WRITTEN TASK:
Lines that contain the string "possibile" are to be copied; leave out all others.

>> Start RECORD LIST

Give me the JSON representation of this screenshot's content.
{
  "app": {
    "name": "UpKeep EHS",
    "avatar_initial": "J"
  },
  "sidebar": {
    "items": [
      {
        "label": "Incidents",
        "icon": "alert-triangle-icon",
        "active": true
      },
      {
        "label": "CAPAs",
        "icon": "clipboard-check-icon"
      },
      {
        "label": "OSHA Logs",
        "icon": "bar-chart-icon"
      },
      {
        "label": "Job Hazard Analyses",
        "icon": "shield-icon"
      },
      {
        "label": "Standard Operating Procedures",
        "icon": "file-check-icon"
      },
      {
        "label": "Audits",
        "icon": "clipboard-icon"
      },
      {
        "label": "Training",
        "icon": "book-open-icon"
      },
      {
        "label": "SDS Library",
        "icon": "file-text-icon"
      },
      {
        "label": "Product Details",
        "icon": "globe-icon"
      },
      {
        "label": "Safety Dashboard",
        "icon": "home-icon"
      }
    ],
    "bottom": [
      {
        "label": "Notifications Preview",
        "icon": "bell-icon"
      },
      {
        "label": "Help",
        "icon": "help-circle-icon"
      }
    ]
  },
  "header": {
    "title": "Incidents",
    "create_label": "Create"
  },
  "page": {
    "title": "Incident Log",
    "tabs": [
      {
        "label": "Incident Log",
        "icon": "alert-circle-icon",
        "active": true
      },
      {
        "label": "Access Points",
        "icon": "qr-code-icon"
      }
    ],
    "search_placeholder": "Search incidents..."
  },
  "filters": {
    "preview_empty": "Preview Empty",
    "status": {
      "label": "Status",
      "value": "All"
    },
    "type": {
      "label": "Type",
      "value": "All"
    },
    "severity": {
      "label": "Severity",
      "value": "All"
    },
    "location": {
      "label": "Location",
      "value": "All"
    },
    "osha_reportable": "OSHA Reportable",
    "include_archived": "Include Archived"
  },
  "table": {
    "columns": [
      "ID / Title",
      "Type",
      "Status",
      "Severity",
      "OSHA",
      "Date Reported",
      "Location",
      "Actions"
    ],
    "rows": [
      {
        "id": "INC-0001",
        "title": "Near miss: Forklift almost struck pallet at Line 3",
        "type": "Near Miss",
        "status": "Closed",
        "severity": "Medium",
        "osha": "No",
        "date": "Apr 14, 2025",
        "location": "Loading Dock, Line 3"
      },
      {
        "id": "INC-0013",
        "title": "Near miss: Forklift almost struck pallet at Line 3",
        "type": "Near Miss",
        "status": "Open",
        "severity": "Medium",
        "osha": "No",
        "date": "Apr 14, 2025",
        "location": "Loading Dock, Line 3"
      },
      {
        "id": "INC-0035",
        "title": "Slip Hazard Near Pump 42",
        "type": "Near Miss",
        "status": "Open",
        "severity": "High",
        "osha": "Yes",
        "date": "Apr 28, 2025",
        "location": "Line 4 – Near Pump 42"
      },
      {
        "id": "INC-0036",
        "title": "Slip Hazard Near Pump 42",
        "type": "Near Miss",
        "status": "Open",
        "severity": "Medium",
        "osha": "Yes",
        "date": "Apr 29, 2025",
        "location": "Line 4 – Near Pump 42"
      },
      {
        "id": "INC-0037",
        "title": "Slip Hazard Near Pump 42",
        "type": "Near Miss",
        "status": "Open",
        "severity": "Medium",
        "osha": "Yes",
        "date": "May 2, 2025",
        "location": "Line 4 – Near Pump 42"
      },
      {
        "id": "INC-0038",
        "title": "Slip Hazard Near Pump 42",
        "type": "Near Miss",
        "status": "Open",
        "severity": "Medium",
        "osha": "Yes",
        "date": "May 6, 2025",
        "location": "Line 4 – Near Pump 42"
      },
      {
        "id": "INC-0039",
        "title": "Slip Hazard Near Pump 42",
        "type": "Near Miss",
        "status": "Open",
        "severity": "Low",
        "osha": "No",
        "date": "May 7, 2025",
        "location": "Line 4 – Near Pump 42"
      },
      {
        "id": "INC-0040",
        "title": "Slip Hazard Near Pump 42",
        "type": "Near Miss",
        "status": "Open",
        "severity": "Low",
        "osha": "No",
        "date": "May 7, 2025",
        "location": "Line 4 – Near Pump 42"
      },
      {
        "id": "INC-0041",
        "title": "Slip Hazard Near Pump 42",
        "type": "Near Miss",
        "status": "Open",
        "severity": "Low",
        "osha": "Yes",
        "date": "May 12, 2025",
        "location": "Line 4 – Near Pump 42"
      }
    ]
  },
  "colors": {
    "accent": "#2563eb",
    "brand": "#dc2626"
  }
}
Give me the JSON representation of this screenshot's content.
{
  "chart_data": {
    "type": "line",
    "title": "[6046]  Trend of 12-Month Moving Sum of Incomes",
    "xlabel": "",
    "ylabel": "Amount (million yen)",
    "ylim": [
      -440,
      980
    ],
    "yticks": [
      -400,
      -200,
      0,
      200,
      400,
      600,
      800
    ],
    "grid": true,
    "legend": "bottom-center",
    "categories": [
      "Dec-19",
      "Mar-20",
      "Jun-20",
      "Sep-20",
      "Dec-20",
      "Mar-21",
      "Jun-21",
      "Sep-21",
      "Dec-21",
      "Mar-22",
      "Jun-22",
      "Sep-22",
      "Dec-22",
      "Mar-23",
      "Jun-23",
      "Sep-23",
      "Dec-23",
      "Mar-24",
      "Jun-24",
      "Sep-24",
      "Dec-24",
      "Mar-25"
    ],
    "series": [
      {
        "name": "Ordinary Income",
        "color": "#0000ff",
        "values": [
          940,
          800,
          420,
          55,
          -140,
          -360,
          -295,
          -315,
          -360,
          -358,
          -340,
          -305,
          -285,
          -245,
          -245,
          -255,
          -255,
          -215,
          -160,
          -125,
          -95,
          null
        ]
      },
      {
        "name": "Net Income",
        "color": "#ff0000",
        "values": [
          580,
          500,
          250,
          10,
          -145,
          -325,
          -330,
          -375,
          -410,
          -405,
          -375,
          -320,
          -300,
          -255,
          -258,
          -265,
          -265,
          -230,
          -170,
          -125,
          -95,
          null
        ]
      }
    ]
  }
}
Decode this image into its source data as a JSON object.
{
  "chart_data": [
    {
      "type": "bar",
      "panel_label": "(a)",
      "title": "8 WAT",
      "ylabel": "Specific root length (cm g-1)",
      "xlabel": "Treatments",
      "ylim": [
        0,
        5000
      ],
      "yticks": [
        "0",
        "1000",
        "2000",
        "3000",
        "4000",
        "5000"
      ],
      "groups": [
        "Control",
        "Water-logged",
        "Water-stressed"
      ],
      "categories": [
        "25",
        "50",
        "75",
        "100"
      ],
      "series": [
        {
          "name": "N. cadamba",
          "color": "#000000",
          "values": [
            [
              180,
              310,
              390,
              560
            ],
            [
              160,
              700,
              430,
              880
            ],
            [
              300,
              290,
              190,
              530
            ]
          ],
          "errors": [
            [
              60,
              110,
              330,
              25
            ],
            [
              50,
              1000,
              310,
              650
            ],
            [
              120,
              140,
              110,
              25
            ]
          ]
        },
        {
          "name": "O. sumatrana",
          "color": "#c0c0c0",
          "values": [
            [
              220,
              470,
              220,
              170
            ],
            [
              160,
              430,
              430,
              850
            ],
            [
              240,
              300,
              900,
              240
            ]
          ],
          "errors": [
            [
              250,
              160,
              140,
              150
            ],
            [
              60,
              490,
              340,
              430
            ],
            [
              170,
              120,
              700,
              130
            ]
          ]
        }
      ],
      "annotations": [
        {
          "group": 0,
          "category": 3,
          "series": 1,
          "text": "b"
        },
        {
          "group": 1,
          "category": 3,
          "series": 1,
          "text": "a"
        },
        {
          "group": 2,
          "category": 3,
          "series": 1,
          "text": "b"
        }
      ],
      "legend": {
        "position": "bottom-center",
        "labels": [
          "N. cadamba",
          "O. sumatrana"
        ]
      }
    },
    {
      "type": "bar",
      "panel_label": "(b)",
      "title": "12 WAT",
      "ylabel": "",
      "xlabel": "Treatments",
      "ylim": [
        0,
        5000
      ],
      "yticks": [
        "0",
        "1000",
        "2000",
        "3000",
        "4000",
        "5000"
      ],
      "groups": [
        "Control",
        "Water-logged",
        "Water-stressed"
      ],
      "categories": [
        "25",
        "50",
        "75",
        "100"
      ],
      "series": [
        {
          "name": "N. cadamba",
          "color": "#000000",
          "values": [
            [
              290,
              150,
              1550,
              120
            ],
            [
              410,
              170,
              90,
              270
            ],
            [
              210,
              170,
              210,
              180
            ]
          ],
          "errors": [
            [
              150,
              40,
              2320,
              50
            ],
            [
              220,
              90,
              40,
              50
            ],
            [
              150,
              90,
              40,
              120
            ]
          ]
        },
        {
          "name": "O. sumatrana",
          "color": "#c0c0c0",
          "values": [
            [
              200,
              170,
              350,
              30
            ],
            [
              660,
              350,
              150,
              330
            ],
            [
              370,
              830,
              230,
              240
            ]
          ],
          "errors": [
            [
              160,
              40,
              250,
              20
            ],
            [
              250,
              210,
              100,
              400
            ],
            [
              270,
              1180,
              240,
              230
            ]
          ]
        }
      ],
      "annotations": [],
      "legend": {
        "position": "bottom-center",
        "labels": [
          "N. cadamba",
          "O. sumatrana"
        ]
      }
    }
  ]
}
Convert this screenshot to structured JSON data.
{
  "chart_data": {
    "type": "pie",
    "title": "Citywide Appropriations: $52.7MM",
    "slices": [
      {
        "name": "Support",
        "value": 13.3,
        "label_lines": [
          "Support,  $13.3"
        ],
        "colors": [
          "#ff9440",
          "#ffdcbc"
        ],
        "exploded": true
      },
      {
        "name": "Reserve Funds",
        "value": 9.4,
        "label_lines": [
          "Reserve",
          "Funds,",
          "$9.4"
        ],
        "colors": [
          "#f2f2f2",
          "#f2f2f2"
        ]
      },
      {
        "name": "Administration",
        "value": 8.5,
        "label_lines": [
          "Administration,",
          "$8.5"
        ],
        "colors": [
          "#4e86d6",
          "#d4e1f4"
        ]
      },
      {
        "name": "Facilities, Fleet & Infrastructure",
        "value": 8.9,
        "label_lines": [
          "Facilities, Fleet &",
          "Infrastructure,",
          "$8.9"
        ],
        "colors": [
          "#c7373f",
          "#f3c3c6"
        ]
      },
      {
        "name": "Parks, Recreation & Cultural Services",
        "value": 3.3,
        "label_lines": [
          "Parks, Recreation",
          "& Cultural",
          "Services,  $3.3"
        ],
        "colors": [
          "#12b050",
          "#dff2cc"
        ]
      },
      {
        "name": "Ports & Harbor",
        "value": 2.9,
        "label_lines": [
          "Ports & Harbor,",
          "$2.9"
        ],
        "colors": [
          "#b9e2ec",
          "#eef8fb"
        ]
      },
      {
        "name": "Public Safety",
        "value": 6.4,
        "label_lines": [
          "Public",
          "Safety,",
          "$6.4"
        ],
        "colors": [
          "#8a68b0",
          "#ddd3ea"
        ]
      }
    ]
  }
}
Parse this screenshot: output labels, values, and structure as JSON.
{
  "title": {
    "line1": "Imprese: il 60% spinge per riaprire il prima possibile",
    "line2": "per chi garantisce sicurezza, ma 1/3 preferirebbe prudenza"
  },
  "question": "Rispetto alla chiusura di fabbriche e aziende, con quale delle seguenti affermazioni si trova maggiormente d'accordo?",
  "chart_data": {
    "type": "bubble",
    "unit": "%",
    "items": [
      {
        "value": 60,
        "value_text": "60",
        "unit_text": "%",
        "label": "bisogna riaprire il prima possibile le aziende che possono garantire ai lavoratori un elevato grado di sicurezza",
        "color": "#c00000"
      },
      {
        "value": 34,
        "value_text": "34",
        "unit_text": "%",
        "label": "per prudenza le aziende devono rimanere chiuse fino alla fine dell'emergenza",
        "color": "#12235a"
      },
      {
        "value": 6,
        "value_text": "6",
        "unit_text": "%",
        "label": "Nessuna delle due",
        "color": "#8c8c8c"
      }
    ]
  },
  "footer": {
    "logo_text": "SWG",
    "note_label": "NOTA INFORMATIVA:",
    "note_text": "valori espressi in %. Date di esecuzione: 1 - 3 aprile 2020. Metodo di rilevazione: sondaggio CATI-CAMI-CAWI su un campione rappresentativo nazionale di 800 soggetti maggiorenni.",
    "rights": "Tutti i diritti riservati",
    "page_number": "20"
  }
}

>> End RECORD LIST

RESPONSE:
    "line1": "Imprese: il 60% spinge per riaprire il prima possibile",
        "label": "bisogna riaprire il prima possibile le aziende che possono garantire ai lavoratori un elevato grado di sicurezza",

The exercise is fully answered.